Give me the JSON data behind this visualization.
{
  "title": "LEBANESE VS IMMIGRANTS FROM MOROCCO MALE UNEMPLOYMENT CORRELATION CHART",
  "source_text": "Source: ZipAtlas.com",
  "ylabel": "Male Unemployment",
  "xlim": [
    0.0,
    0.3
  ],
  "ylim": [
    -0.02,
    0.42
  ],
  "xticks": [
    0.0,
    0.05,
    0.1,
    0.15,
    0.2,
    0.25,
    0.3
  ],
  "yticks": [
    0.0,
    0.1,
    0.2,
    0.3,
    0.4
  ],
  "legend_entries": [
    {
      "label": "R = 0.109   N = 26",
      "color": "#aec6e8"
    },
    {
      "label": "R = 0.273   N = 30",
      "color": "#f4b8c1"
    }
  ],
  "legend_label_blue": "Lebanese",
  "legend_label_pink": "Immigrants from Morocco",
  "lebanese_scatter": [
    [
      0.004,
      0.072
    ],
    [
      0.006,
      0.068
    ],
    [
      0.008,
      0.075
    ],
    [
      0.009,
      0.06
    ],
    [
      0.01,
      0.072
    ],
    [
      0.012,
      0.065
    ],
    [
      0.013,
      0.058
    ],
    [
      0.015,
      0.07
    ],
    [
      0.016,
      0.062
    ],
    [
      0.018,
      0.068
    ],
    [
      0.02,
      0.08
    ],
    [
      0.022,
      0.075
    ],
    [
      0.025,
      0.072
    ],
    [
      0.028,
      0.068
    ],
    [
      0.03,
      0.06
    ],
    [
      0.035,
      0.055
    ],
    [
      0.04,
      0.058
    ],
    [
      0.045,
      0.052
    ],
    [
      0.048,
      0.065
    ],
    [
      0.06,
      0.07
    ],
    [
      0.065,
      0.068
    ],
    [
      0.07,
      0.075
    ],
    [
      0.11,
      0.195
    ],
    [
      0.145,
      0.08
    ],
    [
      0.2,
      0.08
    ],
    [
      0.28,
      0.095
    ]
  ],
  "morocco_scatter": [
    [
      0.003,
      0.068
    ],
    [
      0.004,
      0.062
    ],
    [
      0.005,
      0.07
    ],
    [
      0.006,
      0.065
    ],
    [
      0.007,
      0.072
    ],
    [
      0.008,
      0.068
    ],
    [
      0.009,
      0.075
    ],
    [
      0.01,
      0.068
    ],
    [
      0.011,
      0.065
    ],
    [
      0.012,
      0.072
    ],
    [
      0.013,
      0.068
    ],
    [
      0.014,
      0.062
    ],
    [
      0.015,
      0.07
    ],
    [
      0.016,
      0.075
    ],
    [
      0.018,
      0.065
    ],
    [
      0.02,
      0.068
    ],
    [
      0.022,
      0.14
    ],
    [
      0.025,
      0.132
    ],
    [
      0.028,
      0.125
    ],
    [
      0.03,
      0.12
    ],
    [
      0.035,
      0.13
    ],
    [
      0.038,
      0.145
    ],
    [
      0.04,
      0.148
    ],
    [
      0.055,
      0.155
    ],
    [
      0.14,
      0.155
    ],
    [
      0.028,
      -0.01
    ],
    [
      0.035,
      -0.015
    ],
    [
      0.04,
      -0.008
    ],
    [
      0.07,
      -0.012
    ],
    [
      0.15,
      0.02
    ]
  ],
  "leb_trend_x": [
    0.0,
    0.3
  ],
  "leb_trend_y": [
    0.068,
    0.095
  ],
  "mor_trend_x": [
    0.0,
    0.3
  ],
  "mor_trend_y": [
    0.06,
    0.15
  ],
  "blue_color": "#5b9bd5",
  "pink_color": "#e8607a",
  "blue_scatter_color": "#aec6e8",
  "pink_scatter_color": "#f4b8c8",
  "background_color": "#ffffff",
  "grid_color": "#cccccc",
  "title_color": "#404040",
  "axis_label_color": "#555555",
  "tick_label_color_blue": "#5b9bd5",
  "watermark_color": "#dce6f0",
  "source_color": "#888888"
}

WHAT NEEDS TO BE DONE: Reproduce the material in full, with no word added or dropped.

EXERCISE SOLUTION:
Give me the JSON data behind this visualization.
{
  "title": "LEBANESE VS IMMIGRANTS FROM MOROCCO MALE UNEMPLOYMENT CORRELATION CHART",
  "source_text": "Source: ZipAtlas.com",
  "ylabel": "Male Unemployment",
  "xlim": [
    0.0,
    0.3
  ],
  "ylim": [
    -0.02,
    0.42
  ],
  "xticks": [
    0.0,
    0.05,
    0.1,
    0.15,
    0.2,
    0.25,
    0.3
  ],
  "yticks": [
    0.0,
    0.1,
    0.2,
    0.3,
    0.4
  ],
  "legend_entries": [
    {
      "label": "R = 0.109   N = 26",
      "color": "#aec6e8"
    },
    {
      "label": "R = 0.273   N = 30",
      "color": "#f4b8c1"
    }
  ],
  "legend_label_blue": "Lebanese",
  "legend_label_pink": "Immigrants from Morocco",
  "lebanese_scatter": [
    [
      0.004,
      0.072
    ],
    [
      0.006,
      0.068
    ],
    [
      0.008,
      0.075
    ],
    [
      0.009,
      0.06
    ],
    [
      0.01,
      0.072
    ],
    [
      0.012,
      0.065
    ],
    [
      0.013,
      0.058
    ],
    [
      0.015,
      0.07
    ],
    [
      0.016,
      0.062
    ],
    [
      0.018,
      0.068
    ],
    [
      0.02,
      0.08
    ],
    [
      0.022,
      0.075
    ],
    [
      0.025,
      0.072
    ],
    [
      0.028,
      0.068
    ],
    [
      0.03,
      0.06
    ],
    [
      0.035,
      0.055
    ],
    [
      0.04,
      0.058
    ],
    [
      0.045,
      0.052
    ],
    [
      0.048,
      0.065
    ],
    [
      0.06,
      0.07
    ],
    [
      0.065,
      0.068
    ],
    [
      0.07,
      0.075
    ],
    [
      0.11,
      0.195
    ],
    [
      0.145,
      0.08
    ],
    [
      0.2,
      0.08
    ],
    [
      0.28,
      0.095
    ]
  ],
  "morocco_scatter": [
    [
      0.003,
      0.068
    ],
    [
      0.004,
      0.062
    ],
    [
      0.005,
      0.07
    ],
    [
      0.006,
      0.065
    ],
    [
      0.007,
      0.072
    ],
    [
      0.008,
      0.068
    ],
    [
      0.009,
      0.075
    ],
    [
      0.01,
      0.068
    ],
    [
      0.011,
      0.065
    ],
    [
      0.012,
      0.072
    ],
    [
      0.013,
      0.068
    ],
    [
      0.014,
      0.062
    ],
    [
      0.015,
      0.07
    ],
    [
      0.016,
      0.075
    ],
    [
      0.018,
      0.065
    ],
    [
      0.02,
      0.068
    ],
    [
      0.022,
      0.14
    ],
    [
      0.025,
      0.132
    ],
    [
      0.028,
      0.125
    ],
    [
      0.03,
      0.12
    ],
    [
      0.035,
      0.13
    ],
    [
      0.038,
      0.145
    ],
    [
      0.04,
      0.148
    ],
    [
      0.055,
      0.155
    ],
    [
      0.14,
      0.155
    ],
    [
      0.028,
      -0.01
    ],
    [
      0.035,
      -0.015
    ],
    [
      0.04,
      -0.008
    ],
    [
      0.07,
      -0.012
    ],
    [
      0.15,
      0.02
    ]
  ],
  "leb_trend_x": [
    0.0,
    0.3
  ],
  "leb_trend_y": [
    0.068,
    0.095
  ],
  "mor_trend_x": [
    0.0,
    0.3
  ],
  "mor_trend_y": [
    0.06,
    0.15
  ],
  "blue_color": "#5b9bd5",
  "pink_color": "#e8607a",
  "blue_scatter_color": "#aec6e8",
  "pink_scatter_color": "#f4b8c8",
  "background_color": "#ffffff",
  "grid_color": "#cccccc",
  "title_color": "#404040",
  "axis_label_color": "#555555",
  "tick_label_color_blue": "#5b9bd5",
  "watermark_color": "#dce6f0",
  "source_color": "#888888"
}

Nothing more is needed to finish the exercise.